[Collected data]
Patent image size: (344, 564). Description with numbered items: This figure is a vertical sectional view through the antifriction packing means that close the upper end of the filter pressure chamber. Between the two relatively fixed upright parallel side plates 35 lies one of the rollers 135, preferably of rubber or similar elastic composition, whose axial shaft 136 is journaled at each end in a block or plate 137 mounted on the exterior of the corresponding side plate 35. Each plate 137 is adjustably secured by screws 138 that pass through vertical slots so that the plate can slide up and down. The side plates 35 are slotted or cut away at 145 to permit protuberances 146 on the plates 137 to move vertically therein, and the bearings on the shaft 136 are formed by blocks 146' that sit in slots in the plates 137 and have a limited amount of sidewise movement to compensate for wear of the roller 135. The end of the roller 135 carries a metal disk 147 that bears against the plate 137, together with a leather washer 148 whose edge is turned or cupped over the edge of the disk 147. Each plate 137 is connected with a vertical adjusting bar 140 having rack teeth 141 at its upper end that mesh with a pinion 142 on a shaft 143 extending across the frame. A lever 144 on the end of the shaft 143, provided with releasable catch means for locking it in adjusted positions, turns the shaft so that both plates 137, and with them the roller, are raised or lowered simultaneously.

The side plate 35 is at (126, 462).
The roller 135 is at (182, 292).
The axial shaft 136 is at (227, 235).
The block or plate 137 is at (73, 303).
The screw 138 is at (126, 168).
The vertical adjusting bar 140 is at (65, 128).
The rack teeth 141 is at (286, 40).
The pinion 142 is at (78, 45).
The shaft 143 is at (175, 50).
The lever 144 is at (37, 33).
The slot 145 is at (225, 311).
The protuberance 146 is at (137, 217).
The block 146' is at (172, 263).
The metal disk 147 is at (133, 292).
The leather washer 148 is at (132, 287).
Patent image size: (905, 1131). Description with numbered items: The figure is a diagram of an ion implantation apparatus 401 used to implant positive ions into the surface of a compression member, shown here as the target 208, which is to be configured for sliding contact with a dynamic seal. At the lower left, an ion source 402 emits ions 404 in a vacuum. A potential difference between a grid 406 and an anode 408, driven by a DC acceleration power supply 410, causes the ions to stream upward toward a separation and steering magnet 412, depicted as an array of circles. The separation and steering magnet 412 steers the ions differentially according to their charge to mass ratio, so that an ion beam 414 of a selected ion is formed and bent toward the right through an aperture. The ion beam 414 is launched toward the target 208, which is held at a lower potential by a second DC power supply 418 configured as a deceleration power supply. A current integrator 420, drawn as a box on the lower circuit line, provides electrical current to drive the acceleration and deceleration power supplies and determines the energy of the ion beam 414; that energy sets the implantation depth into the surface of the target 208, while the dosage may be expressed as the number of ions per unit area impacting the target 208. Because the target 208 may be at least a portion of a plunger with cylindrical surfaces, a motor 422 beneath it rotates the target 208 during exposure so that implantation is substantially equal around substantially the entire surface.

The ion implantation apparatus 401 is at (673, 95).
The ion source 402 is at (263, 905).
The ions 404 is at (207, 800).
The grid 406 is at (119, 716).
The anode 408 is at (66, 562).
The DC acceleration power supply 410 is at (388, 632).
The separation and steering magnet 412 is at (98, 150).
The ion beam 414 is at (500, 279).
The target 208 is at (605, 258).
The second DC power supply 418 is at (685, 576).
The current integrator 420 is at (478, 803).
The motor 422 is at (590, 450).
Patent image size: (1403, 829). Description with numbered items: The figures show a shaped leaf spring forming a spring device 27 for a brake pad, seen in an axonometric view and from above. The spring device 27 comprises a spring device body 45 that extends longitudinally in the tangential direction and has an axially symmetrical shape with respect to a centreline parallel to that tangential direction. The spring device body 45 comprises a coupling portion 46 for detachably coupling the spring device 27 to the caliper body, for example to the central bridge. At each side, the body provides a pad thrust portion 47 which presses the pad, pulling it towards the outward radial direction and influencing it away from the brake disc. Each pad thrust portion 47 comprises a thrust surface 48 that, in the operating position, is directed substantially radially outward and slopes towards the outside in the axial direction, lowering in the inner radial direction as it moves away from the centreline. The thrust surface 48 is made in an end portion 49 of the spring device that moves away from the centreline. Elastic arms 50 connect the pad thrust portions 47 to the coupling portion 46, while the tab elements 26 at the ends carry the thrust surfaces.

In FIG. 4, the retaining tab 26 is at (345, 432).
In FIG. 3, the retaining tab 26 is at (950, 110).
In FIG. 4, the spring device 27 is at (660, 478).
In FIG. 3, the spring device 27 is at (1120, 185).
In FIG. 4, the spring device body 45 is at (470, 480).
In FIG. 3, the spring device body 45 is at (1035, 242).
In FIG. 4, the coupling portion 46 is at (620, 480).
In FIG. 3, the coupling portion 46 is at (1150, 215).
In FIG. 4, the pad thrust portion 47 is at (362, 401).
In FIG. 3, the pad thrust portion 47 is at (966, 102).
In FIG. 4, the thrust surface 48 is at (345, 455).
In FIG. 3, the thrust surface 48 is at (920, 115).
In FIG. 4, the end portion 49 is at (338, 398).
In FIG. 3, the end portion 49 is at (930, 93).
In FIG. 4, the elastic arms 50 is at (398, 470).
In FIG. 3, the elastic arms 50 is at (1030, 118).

— BRIEF —
Output the data from the line containing "Patent image size: (905, 1131)." through the line containing "The grid 406 is at (119, 716)." as a two-column CSV with the columns "prompt" and "response". Give each text and its answer one row, with each in its own quoted field and line breaks replaced by spaces.

— RESPONSE BELOW —
prompt,response
"Patent image size: (905, 1131). Description with numbered items: The figure is a diagram of an ion implantation apparatus 401 used to implant positive ions into the surface of a compression member, shown here as the target 208, which is to be configured for sliding contact with a dynamic seal. At the lower left, an ion source 402 emits ions 404 in a vacuum. A potential difference between a grid 406 and an anode 408, driven by a DC acceleration power supply 410, causes the ions to stream upward toward a separation and steering magnet 412, depicted as an array of circles. The separation and steering magnet 412 steers the ions differentially according to their charge to mass ratio, so that an ion beam 414 of a selected ion is formed and bent toward the right through an aperture. The ion beam 414 is launched toward the target 208, which is held at a lower potential by a second DC power supply 418 configured as a deceleration power supply. A current integrator 420, drawn as a box on the lower circuit line, provides electrical current to drive the acceleration and deceleration power supplies and determines the energy of the ion beam 414; that energy sets the implantation depth into the surface of the target 208, while the dosage may be expressed as the number of ions per unit area impacting the target 208. Because the target 208 may be at least a portion of a plunger with cylindrical surfaces, a motor 422 beneath it rotates the target 208 during exposure so that implantation is substantially equal around substantially the entire surface.","The ion implantation apparatus 401 is at (673, 95). The ion source 402 is at (263, 905). The ions 404 is at (207, 800). The grid 406 is at (119, 716)."